Request: Search the records for the word "满足设计要求" and pick out every line that has it.

Provided entries:
###
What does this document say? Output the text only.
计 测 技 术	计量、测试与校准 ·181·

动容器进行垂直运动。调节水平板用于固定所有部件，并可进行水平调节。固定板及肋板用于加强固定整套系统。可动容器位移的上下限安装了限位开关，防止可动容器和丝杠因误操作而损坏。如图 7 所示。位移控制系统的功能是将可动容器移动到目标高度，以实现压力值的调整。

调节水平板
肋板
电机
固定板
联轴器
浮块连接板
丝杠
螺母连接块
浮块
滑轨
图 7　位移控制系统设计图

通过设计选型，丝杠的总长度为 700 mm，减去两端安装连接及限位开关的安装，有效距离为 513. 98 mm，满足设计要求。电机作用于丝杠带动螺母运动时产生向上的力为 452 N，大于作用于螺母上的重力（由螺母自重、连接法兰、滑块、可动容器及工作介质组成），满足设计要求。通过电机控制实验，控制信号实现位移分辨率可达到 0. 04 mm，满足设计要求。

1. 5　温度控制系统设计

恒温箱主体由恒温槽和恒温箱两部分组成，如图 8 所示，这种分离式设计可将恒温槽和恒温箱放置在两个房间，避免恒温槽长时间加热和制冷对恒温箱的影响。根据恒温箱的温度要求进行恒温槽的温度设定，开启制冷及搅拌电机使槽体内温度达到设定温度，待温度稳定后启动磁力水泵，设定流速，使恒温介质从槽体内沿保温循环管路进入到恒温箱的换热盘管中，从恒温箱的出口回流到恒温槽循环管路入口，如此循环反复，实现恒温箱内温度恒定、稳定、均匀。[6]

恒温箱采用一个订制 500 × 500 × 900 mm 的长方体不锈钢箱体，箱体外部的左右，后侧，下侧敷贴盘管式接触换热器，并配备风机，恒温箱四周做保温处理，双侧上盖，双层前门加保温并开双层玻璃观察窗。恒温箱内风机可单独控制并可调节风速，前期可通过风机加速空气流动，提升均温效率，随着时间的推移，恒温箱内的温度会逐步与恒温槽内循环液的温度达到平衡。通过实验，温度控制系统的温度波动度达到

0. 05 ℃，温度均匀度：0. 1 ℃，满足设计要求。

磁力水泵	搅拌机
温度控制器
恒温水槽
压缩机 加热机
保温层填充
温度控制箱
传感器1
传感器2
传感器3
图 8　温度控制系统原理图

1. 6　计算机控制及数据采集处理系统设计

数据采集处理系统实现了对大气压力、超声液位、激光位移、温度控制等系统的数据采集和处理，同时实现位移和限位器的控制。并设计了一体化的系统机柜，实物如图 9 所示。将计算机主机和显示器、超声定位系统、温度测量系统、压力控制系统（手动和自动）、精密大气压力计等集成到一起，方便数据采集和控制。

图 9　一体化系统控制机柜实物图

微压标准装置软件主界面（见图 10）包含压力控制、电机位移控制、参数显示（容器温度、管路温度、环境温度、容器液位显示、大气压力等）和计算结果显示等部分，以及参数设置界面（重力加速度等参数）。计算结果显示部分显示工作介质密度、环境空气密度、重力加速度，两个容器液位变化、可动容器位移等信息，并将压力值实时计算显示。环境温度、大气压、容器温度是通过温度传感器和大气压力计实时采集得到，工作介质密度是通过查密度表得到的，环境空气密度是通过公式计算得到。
###
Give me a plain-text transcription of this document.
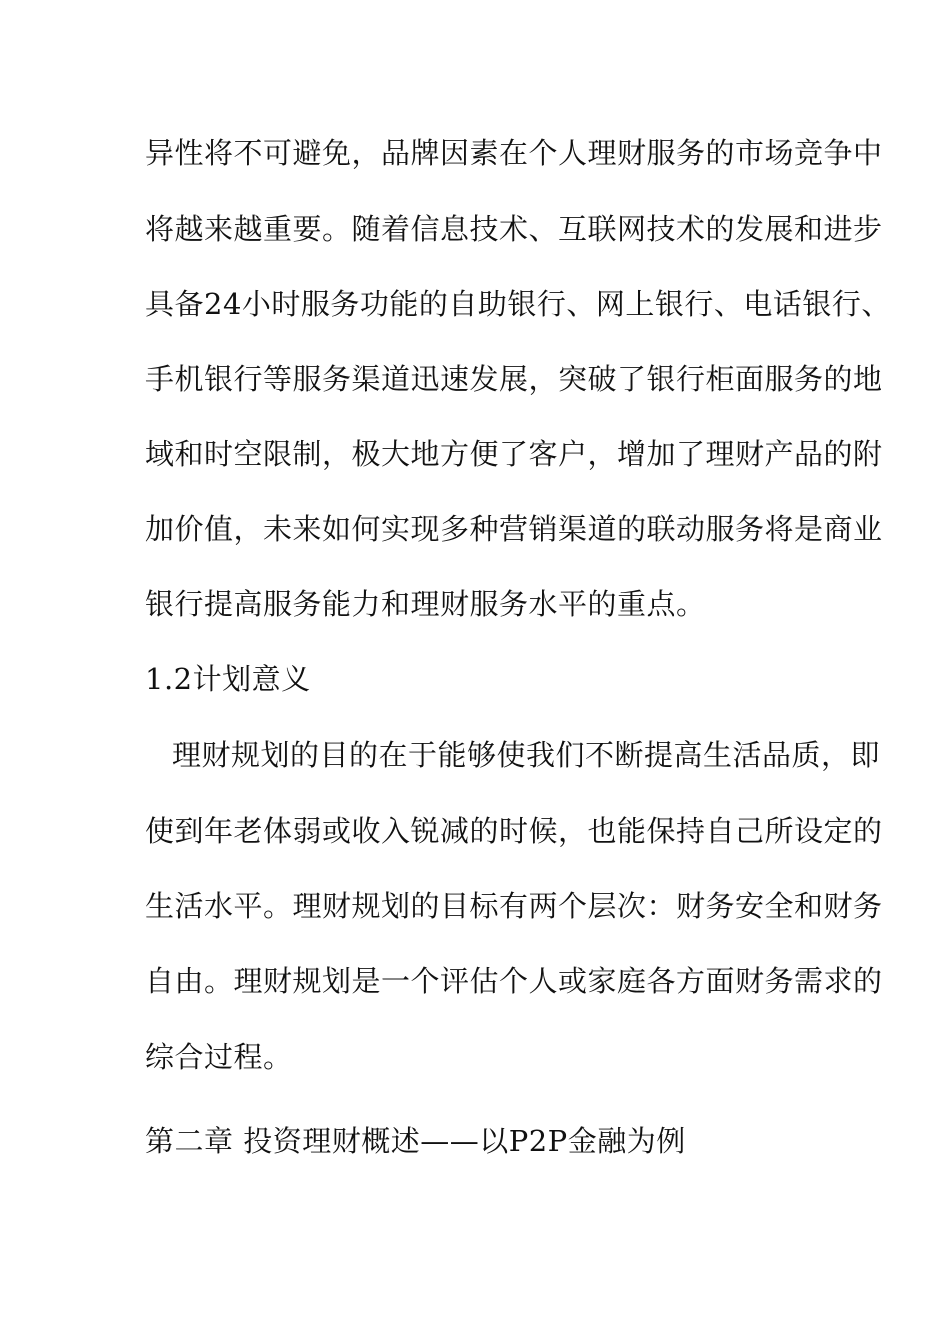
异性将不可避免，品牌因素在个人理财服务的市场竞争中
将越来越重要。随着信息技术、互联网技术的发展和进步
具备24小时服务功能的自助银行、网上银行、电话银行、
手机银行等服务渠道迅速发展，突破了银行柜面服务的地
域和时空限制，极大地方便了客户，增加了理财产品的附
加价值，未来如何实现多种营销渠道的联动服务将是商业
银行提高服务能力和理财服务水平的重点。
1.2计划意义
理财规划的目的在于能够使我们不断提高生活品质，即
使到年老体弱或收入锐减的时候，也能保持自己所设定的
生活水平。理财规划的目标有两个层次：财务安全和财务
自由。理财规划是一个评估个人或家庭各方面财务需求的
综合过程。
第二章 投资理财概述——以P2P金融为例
###
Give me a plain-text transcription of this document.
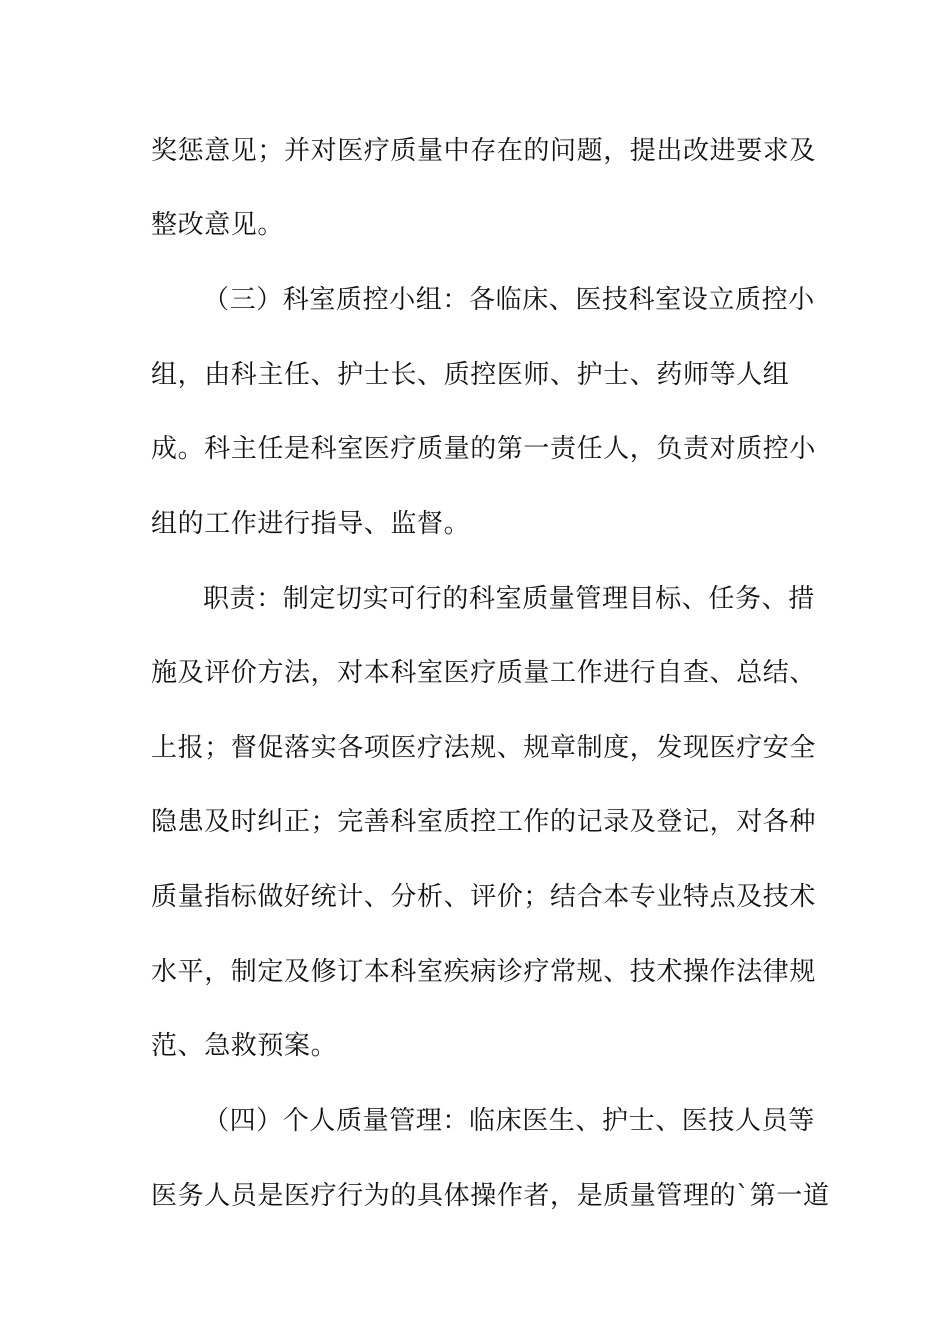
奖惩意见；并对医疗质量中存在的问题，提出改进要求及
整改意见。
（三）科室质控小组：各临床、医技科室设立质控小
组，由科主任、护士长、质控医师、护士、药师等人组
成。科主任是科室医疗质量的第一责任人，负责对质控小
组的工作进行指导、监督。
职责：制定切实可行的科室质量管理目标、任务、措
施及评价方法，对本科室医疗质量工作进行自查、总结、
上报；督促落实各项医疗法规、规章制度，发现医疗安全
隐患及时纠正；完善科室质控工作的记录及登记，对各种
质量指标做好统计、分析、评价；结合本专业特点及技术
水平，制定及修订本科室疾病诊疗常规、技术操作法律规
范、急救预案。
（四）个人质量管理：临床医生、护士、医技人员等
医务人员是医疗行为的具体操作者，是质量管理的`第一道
###
Answer:
通过设计选型，丝杠的总长度为 700 mm，减去两端安装连接及限位开关的安装，有效距离为 513. 98 mm，满足设计要求。电机作用于丝杠带动螺母运动时产生向上的力为 452 N，大于作用于螺母上的重力（由螺母自重、连接法兰、滑块、可动容器及工作介质组成），满足设计要求。通过电机控制实验，控制信号实现位移分辨率可达到 0. 04 mm，满足设计要求。
0. 05 ℃，温度均匀度：0. 1 ℃，满足设计要求。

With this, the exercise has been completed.